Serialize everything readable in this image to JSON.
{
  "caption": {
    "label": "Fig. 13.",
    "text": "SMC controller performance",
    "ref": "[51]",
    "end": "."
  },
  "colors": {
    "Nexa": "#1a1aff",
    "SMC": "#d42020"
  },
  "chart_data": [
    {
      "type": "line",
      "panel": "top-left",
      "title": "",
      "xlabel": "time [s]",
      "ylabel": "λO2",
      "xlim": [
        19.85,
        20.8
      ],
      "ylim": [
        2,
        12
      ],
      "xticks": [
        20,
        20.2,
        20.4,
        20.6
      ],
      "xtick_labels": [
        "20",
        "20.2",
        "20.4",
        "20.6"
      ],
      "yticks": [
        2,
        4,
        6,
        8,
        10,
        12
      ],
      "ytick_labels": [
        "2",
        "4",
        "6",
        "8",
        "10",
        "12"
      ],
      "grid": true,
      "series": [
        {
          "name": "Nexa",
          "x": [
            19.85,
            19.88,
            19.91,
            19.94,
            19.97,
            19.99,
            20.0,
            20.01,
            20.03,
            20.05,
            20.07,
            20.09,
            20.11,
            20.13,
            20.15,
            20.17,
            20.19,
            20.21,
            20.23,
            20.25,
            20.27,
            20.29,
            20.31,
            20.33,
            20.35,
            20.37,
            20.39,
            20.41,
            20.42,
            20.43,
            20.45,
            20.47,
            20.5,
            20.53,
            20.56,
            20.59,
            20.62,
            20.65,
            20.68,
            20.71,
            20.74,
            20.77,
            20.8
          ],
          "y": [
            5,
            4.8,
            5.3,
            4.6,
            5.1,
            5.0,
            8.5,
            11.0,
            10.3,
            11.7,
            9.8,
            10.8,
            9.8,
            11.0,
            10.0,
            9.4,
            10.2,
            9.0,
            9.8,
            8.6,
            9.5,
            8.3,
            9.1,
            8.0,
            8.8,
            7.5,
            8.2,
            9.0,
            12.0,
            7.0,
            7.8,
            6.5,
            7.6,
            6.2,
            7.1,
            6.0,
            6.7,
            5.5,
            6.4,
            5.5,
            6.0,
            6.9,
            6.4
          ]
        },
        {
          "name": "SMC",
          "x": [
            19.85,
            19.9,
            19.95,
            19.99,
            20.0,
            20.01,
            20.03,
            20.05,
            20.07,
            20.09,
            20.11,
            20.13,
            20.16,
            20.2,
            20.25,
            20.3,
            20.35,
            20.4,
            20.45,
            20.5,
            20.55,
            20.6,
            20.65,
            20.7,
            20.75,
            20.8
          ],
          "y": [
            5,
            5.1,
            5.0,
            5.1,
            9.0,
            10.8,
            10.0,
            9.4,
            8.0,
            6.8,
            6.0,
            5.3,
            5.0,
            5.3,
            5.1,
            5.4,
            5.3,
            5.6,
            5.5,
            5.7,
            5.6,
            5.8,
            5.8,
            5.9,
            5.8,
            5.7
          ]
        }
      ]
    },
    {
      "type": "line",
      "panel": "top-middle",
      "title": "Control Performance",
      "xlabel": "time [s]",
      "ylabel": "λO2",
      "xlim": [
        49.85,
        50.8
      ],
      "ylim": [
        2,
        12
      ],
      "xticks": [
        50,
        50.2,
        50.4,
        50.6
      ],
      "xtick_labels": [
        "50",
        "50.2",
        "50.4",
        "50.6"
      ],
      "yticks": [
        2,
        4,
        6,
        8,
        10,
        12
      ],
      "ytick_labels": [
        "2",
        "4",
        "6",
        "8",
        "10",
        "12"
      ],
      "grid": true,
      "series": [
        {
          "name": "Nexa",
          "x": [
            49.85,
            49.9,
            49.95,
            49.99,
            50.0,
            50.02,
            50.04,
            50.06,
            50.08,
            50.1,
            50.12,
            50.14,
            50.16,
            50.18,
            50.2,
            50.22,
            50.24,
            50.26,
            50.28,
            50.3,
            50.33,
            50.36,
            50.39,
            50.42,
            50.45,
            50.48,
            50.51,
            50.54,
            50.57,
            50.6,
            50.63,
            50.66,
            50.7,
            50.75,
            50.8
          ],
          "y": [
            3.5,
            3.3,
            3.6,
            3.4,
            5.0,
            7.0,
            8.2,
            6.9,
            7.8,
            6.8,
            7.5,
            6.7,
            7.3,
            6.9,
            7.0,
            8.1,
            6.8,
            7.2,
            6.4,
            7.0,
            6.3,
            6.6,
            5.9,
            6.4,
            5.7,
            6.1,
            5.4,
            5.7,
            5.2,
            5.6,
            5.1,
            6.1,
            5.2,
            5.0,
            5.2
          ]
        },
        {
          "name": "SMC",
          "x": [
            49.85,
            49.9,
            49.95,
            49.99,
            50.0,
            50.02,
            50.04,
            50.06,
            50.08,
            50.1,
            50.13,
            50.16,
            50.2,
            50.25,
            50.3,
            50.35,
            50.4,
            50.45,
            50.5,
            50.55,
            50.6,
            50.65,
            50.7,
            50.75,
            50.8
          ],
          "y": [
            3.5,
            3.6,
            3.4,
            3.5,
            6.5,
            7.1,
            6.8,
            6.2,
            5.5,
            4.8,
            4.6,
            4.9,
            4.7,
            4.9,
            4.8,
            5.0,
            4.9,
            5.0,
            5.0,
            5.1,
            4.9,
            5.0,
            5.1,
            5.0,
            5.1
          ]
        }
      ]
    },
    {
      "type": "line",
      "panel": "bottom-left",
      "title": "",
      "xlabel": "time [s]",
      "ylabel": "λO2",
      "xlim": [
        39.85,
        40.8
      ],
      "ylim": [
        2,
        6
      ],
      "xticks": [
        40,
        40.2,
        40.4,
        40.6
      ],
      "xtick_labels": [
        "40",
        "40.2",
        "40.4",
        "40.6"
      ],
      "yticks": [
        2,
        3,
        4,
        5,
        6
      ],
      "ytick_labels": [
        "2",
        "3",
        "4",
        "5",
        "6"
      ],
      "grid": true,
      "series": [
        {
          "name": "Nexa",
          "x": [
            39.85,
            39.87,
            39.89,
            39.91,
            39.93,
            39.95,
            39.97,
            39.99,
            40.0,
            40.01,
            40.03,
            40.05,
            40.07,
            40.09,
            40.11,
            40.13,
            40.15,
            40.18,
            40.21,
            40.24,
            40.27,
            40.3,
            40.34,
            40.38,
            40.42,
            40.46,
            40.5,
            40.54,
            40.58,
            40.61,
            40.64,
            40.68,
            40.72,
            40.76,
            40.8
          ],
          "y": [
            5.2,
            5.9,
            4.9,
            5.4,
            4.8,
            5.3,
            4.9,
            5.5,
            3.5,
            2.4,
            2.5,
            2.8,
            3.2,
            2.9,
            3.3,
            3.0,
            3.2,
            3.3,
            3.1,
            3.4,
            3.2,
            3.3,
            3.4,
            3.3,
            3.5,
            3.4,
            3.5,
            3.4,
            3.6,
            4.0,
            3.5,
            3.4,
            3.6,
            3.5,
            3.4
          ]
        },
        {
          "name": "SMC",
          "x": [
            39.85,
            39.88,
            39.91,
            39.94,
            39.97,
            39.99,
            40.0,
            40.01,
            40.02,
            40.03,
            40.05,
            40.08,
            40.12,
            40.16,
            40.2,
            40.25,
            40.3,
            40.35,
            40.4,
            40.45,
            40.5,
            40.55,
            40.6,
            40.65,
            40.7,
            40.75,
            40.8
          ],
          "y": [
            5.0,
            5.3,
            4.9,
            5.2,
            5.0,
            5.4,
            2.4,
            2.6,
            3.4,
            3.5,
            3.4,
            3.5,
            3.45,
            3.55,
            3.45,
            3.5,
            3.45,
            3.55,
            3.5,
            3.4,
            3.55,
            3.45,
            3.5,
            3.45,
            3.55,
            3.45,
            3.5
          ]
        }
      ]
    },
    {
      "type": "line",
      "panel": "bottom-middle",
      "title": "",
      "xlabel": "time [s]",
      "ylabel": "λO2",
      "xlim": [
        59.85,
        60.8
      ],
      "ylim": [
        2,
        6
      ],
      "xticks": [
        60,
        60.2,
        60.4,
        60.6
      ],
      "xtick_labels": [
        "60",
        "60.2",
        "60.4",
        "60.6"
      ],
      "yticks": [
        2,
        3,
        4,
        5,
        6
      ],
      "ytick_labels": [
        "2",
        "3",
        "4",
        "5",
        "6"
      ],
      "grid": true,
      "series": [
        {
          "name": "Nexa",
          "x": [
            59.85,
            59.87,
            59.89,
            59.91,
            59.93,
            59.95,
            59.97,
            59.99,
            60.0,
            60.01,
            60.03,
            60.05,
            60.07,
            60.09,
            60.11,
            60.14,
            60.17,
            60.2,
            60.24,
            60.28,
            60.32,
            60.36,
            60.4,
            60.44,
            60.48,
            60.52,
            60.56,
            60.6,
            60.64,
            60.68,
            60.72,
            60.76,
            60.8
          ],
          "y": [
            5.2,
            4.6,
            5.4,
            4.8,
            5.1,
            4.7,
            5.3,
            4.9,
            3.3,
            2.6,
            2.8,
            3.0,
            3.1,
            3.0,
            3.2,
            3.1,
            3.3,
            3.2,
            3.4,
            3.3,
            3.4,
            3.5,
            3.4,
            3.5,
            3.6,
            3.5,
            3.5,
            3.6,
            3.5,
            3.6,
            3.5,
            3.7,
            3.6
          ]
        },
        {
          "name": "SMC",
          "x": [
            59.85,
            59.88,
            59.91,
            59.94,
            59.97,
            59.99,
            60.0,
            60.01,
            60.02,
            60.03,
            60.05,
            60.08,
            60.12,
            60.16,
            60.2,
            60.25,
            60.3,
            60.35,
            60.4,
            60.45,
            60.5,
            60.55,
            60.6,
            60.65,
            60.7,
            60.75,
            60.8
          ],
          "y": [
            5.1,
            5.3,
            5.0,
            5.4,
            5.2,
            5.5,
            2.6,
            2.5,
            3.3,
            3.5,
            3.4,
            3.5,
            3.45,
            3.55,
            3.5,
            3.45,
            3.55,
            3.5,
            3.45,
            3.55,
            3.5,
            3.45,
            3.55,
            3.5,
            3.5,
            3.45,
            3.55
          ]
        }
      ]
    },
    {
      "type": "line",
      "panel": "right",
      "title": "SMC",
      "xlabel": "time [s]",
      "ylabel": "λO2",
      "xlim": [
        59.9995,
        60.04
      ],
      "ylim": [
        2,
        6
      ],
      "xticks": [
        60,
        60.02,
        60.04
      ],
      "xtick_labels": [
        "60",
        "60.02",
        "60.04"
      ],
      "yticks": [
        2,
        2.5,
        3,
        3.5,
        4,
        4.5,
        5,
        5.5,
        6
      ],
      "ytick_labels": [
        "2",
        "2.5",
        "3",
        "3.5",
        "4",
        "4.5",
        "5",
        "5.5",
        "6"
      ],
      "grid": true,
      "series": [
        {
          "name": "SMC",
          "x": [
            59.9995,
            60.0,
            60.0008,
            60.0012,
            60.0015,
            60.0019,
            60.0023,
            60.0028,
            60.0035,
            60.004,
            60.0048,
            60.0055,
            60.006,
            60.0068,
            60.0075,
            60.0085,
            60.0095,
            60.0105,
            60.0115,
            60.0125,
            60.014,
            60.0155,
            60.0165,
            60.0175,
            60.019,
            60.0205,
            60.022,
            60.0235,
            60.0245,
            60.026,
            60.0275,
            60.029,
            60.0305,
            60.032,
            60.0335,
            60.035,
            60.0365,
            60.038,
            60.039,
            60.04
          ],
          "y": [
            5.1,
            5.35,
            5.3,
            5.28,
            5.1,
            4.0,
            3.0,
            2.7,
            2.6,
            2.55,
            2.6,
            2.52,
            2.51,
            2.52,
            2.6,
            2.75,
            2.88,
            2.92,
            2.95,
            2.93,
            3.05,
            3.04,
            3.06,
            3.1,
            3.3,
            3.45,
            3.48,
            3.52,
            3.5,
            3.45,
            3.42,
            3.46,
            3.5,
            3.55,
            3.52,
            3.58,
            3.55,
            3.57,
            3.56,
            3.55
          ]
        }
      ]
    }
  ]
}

§ §

Where a line in the entries holds "bottom", copy that line.

      "panel": "bottom-left",
      "panel": "bottom-middle",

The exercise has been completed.